-- start MATERIAL FOR THIS TASK --
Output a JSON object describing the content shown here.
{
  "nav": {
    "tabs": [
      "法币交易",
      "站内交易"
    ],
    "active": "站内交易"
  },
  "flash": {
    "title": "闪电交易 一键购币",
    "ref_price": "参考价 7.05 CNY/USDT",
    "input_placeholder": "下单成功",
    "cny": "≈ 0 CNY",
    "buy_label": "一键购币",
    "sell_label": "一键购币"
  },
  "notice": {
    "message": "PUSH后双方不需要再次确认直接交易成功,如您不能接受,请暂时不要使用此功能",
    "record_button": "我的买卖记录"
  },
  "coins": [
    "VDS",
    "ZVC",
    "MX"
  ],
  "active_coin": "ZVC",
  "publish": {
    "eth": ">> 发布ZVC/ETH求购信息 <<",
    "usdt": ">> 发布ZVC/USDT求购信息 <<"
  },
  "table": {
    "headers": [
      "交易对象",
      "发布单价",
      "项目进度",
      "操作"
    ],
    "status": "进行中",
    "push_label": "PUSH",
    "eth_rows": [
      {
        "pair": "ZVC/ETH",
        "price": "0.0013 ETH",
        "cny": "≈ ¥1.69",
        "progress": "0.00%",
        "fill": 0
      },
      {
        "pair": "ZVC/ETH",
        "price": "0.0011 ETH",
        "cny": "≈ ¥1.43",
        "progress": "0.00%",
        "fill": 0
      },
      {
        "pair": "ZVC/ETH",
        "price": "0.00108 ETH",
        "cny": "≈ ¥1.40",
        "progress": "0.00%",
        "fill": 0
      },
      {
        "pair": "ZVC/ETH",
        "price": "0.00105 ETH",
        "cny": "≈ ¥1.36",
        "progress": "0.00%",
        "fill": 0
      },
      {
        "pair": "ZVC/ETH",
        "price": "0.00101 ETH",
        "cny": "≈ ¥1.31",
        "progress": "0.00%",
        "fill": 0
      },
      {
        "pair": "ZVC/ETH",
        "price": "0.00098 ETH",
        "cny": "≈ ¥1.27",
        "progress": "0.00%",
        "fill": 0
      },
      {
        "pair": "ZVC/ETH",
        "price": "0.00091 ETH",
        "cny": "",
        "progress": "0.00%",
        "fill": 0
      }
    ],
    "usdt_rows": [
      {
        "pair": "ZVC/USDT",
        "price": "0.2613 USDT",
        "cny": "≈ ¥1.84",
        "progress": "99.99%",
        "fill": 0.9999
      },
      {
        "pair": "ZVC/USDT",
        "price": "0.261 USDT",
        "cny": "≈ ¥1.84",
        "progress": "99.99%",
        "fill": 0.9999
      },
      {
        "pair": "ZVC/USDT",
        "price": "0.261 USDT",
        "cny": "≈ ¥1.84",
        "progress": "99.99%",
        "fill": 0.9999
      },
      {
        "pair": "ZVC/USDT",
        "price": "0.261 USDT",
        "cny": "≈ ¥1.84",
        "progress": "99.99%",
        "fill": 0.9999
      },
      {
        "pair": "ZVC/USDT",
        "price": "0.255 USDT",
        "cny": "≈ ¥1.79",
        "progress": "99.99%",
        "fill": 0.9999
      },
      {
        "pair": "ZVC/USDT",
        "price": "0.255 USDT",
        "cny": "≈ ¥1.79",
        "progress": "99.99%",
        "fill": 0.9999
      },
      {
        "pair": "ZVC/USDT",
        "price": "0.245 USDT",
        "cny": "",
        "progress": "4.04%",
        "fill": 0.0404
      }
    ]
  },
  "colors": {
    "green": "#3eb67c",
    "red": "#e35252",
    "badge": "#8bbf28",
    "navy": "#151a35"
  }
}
-- end MATERIAL FOR THIS TASK --
DIRECTIVE:
Transcribe the material exactly as it reads.

EXERCISE RESPONSE:
Output a JSON object describing the content shown here.
{
  "nav": {
    "tabs": [
      "法币交易",
      "站内交易"
    ],
    "active": "站内交易"
  },
  "flash": {
    "title": "闪电交易 一键购币",
    "ref_price": "参考价 7.05 CNY/USDT",
    "input_placeholder": "下单成功",
    "cny": "≈ 0 CNY",
    "buy_label": "一键购币",
    "sell_label": "一键购币"
  },
  "notice": {
    "message": "PUSH后双方不需要再次确认直接交易成功,如您不能接受,请暂时不要使用此功能",
    "record_button": "我的买卖记录"
  },
  "coins": [
    "VDS",
    "ZVC",
    "MX"
  ],
  "active_coin": "ZVC",
  "publish": {
    "eth": ">> 发布ZVC/ETH求购信息 <<",
    "usdt": ">> 发布ZVC/USDT求购信息 <<"
  },
  "table": {
    "headers": [
      "交易对象",
      "发布单价",
      "项目进度",
      "操作"
    ],
    "status": "进行中",
    "push_label": "PUSH",
    "eth_rows": [
      {
        "pair": "ZVC/ETH",
        "price": "0.0013 ETH",
        "cny": "≈ ¥1.69",
        "progress": "0.00%",
        "fill": 0
      },
      {
        "pair": "ZVC/ETH",
        "price": "0.0011 ETH",
        "cny": "≈ ¥1.43",
        "progress": "0.00%",
        "fill": 0
      },
      {
        "pair": "ZVC/ETH",
        "price": "0.00108 ETH",
        "cny": "≈ ¥1.40",
        "progress": "0.00%",
        "fill": 0
      },
      {
        "pair": "ZVC/ETH",
        "price": "0.00105 ETH",
        "cny": "≈ ¥1.36",
        "progress": "0.00%",
        "fill": 0
      },
      {
        "pair": "ZVC/ETH",
        "price": "0.00101 ETH",
        "cny": "≈ ¥1.31",
        "progress": "0.00%",
        "fill": 0
      },
      {
        "pair": "ZVC/ETH",
        "price": "0.00098 ETH",
        "cny": "≈ ¥1.27",
        "progress": "0.00%",
        "fill": 0
      },
      {
        "pair": "ZVC/ETH",
        "price": "0.00091 ETH",
        "cny": "",
        "progress": "0.00%",
        "fill": 0
      }
    ],
    "usdt_rows": [
      {
        "pair": "ZVC/USDT",
        "price": "0.2613 USDT",
        "cny": "≈ ¥1.84",
        "progress": "99.99%",
        "fill": 0.9999
      },
      {
        "pair": "ZVC/USDT",
        "price": "0.261 USDT",
        "cny": "≈ ¥1.84",
        "progress": "99.99%",
        "fill": 0.9999
      },
      {
        "pair": "ZVC/USDT",
        "price": "0.261 USDT",
        "cny": "≈ ¥1.84",
        "progress": "99.99%",
        "fill": 0.9999
      },
      {
        "pair": "ZVC/USDT",
        "price": "0.261 USDT",
        "cny": "≈ ¥1.84",
        "progress": "99.99%",
        "fill": 0.9999
      },
      {
        "pair": "ZVC/USDT",
        "price": "0.255 USDT",
        "cny": "≈ ¥1.79",
        "progress": "99.99%",
        "fill": 0.9999
      },
      {
        "pair": "ZVC/USDT",
        "price": "0.255 USDT",
        "cny": "≈ ¥1.79",
        "progress": "99.99%",
        "fill": 0.9999
      },
      {
        "pair": "ZVC/USDT",
        "price": "0.245 USDT",
        "cny": "",
        "progress": "4.04%",
        "fill": 0.0404
      }
    ]
  },
  "colors": {
    "green": "#3eb67c",
    "red": "#e35252",
    "badge": "#8bbf28",
    "navy": "#151a35"
  }
}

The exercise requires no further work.